→ **WHAT THE TASK REQUIRES**
How many of the lines contain the string "icon"? Give the number, with no other words.
───── RECORDS SUPPLIED ─────
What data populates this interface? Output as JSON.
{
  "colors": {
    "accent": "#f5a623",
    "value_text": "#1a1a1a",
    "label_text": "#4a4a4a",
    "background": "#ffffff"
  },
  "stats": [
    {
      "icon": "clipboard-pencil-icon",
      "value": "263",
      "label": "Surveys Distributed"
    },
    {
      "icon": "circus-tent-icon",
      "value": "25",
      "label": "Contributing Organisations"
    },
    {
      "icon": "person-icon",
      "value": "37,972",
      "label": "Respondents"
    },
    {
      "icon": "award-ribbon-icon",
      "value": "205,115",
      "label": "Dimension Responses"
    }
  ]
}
─────
→ **WORKED SOLUTION**
4